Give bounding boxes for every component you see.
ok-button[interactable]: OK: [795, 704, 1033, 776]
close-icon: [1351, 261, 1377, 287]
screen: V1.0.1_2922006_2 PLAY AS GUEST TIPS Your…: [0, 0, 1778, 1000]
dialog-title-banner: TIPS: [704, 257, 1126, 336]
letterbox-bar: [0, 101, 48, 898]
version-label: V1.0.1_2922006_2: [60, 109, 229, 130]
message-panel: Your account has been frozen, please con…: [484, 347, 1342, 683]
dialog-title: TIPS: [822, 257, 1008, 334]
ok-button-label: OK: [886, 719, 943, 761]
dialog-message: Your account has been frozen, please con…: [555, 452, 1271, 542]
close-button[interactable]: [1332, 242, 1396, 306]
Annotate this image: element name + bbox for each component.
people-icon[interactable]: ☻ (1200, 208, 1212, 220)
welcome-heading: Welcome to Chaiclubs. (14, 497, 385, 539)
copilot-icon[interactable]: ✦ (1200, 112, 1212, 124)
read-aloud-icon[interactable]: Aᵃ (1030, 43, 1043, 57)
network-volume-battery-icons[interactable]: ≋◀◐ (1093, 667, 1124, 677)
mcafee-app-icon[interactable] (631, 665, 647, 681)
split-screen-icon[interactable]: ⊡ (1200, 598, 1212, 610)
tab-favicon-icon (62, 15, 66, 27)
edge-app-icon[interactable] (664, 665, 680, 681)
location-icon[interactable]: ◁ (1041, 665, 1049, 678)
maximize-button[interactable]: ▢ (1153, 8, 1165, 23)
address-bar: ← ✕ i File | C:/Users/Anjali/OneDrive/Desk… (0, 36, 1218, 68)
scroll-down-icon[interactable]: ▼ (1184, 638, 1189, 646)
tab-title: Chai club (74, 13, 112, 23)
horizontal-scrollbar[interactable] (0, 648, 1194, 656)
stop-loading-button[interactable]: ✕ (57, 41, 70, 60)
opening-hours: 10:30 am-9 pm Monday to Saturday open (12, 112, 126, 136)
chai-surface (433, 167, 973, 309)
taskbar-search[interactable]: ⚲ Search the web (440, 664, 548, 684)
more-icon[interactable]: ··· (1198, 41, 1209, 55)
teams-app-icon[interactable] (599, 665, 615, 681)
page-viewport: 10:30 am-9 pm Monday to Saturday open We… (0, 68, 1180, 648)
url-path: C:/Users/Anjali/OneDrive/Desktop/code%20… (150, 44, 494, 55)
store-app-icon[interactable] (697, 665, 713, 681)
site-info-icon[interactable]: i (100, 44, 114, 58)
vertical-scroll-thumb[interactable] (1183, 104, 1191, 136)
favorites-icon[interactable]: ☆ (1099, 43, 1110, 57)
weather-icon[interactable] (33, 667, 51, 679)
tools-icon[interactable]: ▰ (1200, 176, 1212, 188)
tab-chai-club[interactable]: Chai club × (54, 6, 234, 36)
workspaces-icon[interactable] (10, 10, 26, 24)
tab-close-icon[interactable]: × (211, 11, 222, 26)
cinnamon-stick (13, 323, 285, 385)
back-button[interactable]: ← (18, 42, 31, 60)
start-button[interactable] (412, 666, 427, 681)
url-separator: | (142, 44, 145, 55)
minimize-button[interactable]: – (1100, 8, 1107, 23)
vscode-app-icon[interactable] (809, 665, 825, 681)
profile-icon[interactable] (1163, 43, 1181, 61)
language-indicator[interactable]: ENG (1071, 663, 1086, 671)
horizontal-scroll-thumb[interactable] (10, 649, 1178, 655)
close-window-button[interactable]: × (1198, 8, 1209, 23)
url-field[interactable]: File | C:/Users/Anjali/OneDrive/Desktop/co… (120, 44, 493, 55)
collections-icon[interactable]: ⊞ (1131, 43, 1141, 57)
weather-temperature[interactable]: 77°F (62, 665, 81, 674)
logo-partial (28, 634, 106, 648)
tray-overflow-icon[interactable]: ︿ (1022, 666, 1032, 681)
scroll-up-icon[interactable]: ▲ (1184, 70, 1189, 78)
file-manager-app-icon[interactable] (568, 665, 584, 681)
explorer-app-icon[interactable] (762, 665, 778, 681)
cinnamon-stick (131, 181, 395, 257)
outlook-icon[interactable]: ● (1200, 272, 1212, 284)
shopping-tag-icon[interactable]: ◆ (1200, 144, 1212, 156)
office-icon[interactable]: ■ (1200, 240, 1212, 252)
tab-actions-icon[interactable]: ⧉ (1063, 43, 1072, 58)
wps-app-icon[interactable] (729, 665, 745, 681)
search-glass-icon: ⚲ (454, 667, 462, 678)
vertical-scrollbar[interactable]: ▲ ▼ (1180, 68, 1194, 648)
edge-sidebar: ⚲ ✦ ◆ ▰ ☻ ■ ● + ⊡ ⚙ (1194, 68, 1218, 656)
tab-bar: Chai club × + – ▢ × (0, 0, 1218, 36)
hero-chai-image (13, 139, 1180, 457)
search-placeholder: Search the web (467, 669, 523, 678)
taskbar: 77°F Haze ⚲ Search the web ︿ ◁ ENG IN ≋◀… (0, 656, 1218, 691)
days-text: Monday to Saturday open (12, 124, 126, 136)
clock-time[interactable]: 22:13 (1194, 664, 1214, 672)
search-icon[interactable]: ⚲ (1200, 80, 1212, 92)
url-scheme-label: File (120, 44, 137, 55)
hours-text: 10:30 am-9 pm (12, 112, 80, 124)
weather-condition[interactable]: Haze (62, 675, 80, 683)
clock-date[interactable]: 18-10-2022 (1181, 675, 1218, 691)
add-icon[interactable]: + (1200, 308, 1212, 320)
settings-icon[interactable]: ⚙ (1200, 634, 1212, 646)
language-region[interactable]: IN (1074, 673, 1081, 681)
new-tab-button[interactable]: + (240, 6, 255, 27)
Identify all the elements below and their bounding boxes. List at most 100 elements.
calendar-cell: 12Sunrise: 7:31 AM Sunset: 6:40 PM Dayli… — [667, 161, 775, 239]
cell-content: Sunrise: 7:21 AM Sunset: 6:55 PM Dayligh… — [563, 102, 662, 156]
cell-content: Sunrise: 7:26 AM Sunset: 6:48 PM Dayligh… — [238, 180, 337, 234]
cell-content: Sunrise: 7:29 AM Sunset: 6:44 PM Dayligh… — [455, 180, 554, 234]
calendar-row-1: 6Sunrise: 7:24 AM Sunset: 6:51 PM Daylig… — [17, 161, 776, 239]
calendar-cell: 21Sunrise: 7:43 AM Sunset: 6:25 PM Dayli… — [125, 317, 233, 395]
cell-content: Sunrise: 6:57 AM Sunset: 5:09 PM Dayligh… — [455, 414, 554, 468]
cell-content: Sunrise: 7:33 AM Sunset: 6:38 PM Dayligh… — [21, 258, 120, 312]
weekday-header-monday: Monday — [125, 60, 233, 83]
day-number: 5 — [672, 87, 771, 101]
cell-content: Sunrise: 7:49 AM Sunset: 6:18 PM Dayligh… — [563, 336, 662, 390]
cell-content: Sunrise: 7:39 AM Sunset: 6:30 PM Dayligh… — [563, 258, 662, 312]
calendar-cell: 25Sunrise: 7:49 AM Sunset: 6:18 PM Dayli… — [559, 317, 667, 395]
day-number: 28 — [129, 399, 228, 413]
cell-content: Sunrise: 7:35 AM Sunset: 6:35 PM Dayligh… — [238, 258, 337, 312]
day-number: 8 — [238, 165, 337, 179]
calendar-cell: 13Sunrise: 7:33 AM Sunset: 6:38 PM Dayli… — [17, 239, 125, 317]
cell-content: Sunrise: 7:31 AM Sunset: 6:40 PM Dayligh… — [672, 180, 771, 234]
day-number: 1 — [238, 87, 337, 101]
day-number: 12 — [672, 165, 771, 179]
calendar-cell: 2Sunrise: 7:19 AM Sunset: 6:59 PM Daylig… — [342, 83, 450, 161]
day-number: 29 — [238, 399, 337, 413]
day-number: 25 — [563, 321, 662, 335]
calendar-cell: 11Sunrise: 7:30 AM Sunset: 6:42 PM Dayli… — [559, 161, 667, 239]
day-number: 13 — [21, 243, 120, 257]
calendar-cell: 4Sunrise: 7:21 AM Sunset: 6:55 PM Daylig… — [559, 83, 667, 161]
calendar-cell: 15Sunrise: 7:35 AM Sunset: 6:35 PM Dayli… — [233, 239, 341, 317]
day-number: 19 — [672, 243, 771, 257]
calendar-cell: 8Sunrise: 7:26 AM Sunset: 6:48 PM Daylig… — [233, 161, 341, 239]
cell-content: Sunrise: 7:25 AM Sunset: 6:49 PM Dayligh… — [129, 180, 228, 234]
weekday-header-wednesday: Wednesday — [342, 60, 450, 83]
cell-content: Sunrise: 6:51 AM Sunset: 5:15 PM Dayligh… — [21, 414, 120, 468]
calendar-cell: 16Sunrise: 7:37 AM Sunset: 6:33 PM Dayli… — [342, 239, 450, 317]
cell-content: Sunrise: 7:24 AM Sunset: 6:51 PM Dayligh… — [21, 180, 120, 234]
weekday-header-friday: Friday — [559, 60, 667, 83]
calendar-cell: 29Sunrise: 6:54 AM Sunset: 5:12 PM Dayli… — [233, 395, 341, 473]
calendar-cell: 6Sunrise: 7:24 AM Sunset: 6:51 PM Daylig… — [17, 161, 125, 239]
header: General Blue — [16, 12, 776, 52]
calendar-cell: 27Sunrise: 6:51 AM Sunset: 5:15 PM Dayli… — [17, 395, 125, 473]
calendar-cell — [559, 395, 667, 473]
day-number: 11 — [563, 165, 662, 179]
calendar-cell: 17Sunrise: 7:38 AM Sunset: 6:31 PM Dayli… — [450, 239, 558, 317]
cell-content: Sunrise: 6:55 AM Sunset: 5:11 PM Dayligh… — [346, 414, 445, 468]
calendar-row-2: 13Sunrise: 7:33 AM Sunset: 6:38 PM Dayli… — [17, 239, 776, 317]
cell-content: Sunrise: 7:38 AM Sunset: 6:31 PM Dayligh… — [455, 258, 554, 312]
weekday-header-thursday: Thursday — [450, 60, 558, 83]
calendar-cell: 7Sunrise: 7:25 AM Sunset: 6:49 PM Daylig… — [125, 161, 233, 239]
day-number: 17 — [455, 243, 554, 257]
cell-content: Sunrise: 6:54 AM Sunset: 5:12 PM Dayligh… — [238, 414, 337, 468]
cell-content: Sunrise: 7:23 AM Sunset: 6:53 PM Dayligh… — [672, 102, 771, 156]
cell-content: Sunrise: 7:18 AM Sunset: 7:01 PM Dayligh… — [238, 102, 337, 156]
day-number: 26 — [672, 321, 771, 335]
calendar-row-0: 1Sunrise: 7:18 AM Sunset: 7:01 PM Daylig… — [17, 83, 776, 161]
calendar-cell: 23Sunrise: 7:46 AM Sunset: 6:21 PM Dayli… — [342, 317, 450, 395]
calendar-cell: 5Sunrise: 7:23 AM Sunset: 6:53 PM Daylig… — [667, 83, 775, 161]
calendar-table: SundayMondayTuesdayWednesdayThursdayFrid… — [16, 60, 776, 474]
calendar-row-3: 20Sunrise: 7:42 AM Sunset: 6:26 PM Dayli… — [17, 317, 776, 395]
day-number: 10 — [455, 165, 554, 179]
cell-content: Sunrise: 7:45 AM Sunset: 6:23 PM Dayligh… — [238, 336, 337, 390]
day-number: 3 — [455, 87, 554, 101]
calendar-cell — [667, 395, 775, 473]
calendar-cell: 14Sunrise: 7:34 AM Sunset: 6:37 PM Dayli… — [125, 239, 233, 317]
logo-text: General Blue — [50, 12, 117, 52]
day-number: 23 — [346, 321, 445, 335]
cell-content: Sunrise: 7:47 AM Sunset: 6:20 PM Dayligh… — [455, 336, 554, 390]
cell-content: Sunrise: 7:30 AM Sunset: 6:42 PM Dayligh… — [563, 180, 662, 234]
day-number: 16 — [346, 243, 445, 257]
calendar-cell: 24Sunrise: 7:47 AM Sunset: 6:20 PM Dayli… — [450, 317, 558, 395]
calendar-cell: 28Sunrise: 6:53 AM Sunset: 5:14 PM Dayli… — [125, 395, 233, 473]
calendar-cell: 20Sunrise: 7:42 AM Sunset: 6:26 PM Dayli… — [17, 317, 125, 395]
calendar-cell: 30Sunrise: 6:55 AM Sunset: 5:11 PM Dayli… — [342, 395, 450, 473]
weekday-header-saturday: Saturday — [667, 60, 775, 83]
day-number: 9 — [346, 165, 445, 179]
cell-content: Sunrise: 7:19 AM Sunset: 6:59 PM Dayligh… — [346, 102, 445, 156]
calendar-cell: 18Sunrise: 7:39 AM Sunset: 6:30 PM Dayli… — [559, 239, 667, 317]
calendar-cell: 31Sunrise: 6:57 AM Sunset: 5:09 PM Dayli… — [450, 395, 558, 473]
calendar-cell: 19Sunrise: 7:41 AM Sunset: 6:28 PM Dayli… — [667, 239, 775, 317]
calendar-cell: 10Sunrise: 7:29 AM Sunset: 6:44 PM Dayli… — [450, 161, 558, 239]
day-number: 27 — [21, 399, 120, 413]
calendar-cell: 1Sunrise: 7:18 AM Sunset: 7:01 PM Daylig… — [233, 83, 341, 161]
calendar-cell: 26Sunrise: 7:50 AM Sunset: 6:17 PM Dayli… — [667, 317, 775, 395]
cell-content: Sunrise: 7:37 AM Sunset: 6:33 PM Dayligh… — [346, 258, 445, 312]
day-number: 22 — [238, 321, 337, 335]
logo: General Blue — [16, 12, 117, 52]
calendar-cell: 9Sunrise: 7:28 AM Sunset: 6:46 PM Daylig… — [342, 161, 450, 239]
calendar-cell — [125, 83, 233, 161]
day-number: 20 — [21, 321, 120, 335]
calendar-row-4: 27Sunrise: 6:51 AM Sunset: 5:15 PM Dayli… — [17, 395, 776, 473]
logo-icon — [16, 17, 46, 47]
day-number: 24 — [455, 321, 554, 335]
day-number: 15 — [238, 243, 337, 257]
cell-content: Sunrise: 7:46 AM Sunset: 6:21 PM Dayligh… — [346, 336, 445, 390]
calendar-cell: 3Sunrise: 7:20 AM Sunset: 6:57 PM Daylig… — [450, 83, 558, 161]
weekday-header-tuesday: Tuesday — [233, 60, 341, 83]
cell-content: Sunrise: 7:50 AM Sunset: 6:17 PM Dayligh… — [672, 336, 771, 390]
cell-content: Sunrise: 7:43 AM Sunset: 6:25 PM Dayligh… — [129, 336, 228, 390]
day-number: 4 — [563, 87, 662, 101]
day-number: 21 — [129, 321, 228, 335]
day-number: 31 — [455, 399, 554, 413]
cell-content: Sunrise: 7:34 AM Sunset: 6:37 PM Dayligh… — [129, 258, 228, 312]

****************************************

§ **Work to complete**
Update everything from the start of the material down to the line containing "tab-title: Chai club (74, 13, 112, 23)" by replacing "letterbox-bar" with "side-bar", and give those lines back with nothing else changed.

§ **Reply to the exercise**
Give bounding boxes for every component you see.
ok-button[interactable]: OK: [795, 704, 1033, 776]
close-icon: [1351, 261, 1377, 287]
screen: V1.0.1_2922006_2 PLAY AS GUEST TIPS Your…: [0, 0, 1778, 1000]
dialog-title-banner: TIPS: [704, 257, 1126, 336]
side-bar: [0, 101, 48, 898]
version-label: V1.0.1_2922006_2: [60, 109, 229, 130]
message-panel: Your account has been frozen, please con…: [484, 347, 1342, 683]
dialog-title: TIPS: [822, 257, 1008, 334]
ok-button-label: OK: [886, 719, 943, 761]
dialog-message: Your account has been frozen, please con…: [555, 452, 1271, 542]
close-button[interactable]: [1332, 242, 1396, 306]
Annotate this image: element name + bbox for each component.
people-icon[interactable]: ☻ (1200, 208, 1212, 220)
welcome-heading: Welcome to Chaiclubs. (14, 497, 385, 539)
copilot-icon[interactable]: ✦ (1200, 112, 1212, 124)
read-aloud-icon[interactable]: Aᵃ (1030, 43, 1043, 57)
network-volume-battery-icons[interactable]: ≋◀◐ (1093, 667, 1124, 677)
mcafee-app-icon[interactable] (631, 665, 647, 681)
split-screen-icon[interactable]: ⊡ (1200, 598, 1212, 610)
tab-favicon-icon (62, 15, 66, 27)
edge-app-icon[interactable] (664, 665, 680, 681)
location-icon[interactable]: ◁ (1041, 665, 1049, 678)
maximize-button[interactable]: ▢ (1153, 8, 1165, 23)
address-bar: ← ✕ i File | C:/Users/Anjali/OneDrive/Desk… (0, 36, 1218, 68)
scroll-down-icon[interactable]: ▼ (1184, 638, 1189, 646)
tab-title: Chai club (74, 13, 112, 23)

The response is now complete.